**THE TASK**
Print the data that follows exactly.

[Collected data]
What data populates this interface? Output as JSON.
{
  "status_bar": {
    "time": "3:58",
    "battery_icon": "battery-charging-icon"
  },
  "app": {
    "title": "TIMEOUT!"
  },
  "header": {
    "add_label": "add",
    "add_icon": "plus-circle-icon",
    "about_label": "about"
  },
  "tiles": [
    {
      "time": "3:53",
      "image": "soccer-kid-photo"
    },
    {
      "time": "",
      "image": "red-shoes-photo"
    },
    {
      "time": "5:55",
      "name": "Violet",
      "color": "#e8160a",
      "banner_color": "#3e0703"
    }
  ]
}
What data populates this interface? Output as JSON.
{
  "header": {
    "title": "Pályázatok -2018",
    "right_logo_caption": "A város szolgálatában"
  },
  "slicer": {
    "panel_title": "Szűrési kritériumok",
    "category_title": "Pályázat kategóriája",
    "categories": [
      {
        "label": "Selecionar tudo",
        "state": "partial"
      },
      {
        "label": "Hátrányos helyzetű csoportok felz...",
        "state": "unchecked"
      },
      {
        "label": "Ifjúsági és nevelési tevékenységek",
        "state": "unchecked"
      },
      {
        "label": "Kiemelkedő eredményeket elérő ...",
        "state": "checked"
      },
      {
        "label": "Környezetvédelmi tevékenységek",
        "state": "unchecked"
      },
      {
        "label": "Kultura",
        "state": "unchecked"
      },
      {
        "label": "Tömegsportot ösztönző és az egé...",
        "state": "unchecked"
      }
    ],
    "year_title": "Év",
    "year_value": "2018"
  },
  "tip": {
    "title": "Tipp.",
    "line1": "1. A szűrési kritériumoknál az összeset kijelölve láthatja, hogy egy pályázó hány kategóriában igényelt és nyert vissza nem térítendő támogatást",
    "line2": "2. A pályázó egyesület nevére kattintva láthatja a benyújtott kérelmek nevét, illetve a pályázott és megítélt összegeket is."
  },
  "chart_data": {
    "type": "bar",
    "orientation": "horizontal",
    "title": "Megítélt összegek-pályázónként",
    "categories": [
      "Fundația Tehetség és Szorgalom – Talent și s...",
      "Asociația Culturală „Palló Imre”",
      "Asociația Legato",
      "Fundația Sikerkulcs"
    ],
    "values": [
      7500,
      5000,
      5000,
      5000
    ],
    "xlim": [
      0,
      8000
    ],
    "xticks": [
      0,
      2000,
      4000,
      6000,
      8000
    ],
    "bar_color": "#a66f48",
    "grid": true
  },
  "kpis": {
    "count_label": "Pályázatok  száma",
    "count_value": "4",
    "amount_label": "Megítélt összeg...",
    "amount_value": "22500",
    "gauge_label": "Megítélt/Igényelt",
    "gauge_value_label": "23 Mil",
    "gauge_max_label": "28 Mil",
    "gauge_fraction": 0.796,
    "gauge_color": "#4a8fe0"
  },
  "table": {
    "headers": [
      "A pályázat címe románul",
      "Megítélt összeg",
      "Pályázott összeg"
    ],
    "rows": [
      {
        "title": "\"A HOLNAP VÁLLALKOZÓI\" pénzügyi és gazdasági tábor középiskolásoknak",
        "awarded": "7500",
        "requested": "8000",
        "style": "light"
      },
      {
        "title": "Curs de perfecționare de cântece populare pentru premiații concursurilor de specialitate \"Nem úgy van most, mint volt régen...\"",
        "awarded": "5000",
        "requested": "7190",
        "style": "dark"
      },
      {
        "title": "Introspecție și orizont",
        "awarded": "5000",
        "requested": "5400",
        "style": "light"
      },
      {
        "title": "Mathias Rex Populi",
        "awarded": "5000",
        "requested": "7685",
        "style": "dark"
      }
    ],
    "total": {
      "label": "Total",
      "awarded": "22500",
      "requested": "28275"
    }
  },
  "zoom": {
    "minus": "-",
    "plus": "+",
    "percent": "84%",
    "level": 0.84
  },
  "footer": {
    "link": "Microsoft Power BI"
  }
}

**TASK SOLUTION**
What data populates this interface? Output as JSON.
{
  "status_bar": {
    "time": "3:58",
    "battery_icon": "battery-charging-icon"
  },
  "app": {
    "title": "TIMEOUT!"
  },
  "header": {
    "add_label": "add",
    "add_icon": "plus-circle-icon",
    "about_label": "about"
  },
  "tiles": [
    {
      "time": "3:53",
      "image": "soccer-kid-photo"
    },
    {
      "time": "",
      "image": "red-shoes-photo"
    },
    {
      "time": "5:55",
      "name": "Violet",
      "color": "#e8160a",
      "banner_color": "#3e0703"
    }
  ]
}
What data populates this interface? Output as JSON.
{
  "header": {
    "title": "Pályázatok -2018",
    "right_logo_caption": "A város szolgálatában"
  },
  "slicer": {
    "panel_title": "Szűrési kritériumok",
    "category_title": "Pályázat kategóriája",
    "categories": [
      {
        "label": "Selecionar tudo",
        "state": "partial"
      },
      {
        "label": "Hátrányos helyzetű csoportok felz...",
        "state": "unchecked"
      },
      {
        "label": "Ifjúsági és nevelési tevékenységek",
        "state": "unchecked"
      },
      {
        "label": "Kiemelkedő eredményeket elérő ...",
        "state": "checked"
      },
      {
        "label": "Környezetvédelmi tevékenységek",
        "state": "unchecked"
      },
      {
        "label": "Kultura",
        "state": "unchecked"
      },
      {
        "label": "Tömegsportot ösztönző és az egé...",
        "state": "unchecked"
      }
    ],
    "year_title": "Év",
    "year_value": "2018"
  },
  "tip": {
    "title": "Tipp.",
    "line1": "1. A szűrési kritériumoknál az összeset kijelölve láthatja, hogy egy pályázó hány kategóriában igényelt és nyert vissza nem térítendő támogatást",
    "line2": "2. A pályázó egyesület nevére kattintva láthatja a benyújtott kérelmek nevét, illetve a pályázott és megítélt összegeket is."
  },
  "chart_data": {
    "type": "bar",
    "orientation": "horizontal",
    "title": "Megítélt összegek-pályázónként",
    "categories": [
      "Fundația Tehetség és Szorgalom – Talent și s...",
      "Asociația Culturală „Palló Imre”",
      "Asociația Legato",
      "Fundația Sikerkulcs"
    ],
    "values": [
      7500,
      5000,
      5000,
      5000
    ],
    "xlim": [
      0,
      8000
    ],
    "xticks": [
      0,
      2000,
      4000,
      6000,
      8000
    ],
    "bar_color": "#a66f48",
    "grid": true
  },
  "kpis": {
    "count_label": "Pályázatok  száma",
    "count_value": "4",
    "amount_label": "Megítélt összeg...",
    "amount_value": "22500",
    "gauge_label": "Megítélt/Igényelt",
    "gauge_value_label": "23 Mil",
    "gauge_max_label": "28 Mil",
    "gauge_fraction": 0.796,
    "gauge_color": "#4a8fe0"
  },
  "table": {
    "headers": [
      "A pályázat címe románul",
      "Megítélt összeg",
      "Pályázott összeg"
    ],
    "rows": [
      {
        "title": "\"A HOLNAP VÁLLALKOZÓI\" pénzügyi és gazdasági tábor középiskolásoknak",
        "awarded": "7500",
        "requested": "8000",
        "style": "light"
      },
      {
        "title": "Curs de perfecționare de cântece populare pentru premiații concursurilor de specialitate \"Nem úgy van most, mint volt régen...\"",
        "awarded": "5000",
        "requested": "7190",
        "style": "dark"
      },
      {
        "title": "Introspecție și orizont",
        "awarded": "5000",
        "requested": "5400",
        "style": "light"
      },
      {
        "title": "Mathias Rex Populi",
        "awarded": "5000",
        "requested": "7685",
        "style": "dark"
      }
    ],
    "total": {
      "label": "Total",
      "awarded": "22500",
      "requested": "28275"
    }
  },
  "zoom": {
    "minus": "-",
    "plus": "+",
    "percent": "84%",
    "level": 0.84
  },
  "footer": {
    "link": "Microsoft Power BI"
  }
}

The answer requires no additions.